:: Extract provided ::
'''
Gut health is linked to the rest of the body. (Pixabay/Cassiopeia Arts)
For the first time, bacteria in the gut have been shown by researchers to play a direct role in the human immune system by impacting levels of white blood cells, potentially opening doors for improvements in immunotherapy.
The findings, published in Nature in November, represent a unique look into the wide-ranging effects of gut inhabitants on the human body.
Led by researchers at a New York-based cancer center, the study involved crunching 17 years’ worth of medical data from hundreds of cancer patients receiving bone-marrow transplants. The information was used to build a mathematical model that could determine how the presence of individual strains of gut bacteria caused changes in white blood cell counts, the most-detailed analysis ever of their interactions.
Numerous rat and mouse studies had previously shown that the gut microbiome — the community of bacteria and other organisms living in the digestive tract of humans — is an important part of immune-system function. The rodent research relied on wiping clean the test subjects’ microbiomes, a level of intervention not usually possible in humans during a controlled experiment, said Jonas Schluter, a professor at New York University’s Institute for Computational Medicine and the study’s lead author.
'''
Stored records
'''
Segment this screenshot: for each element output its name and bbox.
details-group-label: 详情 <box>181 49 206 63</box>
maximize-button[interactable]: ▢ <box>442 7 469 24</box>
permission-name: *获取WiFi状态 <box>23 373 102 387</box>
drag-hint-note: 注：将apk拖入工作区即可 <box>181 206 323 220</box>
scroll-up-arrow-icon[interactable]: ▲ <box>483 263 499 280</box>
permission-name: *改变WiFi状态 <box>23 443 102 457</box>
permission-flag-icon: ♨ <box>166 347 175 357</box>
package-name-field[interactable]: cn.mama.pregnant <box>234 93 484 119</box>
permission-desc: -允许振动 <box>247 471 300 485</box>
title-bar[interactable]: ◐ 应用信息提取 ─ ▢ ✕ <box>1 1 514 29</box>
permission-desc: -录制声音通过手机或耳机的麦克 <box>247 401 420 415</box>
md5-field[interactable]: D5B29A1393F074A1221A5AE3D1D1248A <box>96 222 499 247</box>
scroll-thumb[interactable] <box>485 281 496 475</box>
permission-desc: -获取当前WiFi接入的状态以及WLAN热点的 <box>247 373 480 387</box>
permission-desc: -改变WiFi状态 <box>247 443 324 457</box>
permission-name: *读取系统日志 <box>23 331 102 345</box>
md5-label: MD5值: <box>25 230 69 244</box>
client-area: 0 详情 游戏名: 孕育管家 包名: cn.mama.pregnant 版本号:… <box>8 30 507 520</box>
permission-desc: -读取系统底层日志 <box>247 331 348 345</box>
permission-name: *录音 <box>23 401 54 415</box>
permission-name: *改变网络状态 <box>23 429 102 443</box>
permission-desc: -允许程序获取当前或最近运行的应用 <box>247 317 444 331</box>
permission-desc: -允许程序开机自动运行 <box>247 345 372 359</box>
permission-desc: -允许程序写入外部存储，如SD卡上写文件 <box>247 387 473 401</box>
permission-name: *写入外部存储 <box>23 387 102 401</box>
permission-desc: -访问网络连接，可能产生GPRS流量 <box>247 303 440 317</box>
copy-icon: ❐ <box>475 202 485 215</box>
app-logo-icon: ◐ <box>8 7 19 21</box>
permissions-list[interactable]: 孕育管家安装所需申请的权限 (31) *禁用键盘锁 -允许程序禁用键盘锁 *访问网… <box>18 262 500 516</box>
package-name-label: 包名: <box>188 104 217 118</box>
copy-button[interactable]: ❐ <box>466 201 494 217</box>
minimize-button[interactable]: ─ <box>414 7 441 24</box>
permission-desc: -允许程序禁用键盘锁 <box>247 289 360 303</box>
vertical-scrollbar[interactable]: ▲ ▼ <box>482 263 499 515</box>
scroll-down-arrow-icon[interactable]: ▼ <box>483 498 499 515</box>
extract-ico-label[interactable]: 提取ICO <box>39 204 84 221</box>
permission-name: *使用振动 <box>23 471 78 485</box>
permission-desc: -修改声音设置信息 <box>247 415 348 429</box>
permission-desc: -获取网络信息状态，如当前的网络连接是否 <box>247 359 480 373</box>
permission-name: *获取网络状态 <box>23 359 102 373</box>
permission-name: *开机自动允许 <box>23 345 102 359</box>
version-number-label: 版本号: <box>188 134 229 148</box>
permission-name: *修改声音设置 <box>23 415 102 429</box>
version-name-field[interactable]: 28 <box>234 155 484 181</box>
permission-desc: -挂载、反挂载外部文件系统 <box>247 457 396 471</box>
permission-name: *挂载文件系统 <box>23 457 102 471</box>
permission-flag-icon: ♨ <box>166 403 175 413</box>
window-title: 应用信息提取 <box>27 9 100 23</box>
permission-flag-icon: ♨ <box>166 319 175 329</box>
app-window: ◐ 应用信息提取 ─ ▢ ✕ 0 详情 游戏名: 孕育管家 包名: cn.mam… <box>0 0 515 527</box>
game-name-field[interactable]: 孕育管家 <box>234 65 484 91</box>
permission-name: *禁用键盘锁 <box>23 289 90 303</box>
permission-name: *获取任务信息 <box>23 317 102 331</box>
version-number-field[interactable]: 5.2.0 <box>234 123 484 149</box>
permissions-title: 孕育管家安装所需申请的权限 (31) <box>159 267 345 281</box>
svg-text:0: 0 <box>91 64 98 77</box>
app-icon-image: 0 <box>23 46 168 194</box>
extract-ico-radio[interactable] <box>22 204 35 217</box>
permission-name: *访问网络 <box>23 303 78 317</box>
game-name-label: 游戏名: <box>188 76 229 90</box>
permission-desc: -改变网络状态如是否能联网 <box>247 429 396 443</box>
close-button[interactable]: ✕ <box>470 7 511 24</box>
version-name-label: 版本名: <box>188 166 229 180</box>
'''
:: What this task involves ::
Using the gut bacteria article, decide whether each statement agrees with it: (a) The findings appeared in Nature in November. (b) The study used 17 years of medical data from cancer patients receiving heart transplants. (c) The earlier rodent research left the test subjects' microbiomes intact. Answer yes or no for each, and quote the article's deciding words.

:: Solution to the exercise ::
(a) Yes: "published in Nature in November."
(b) No: "hundreds of cancer patients receiving bone-marrow transplants."
(c) No: "The rodent research relied on wiping clean the test subjects’ microbiomes."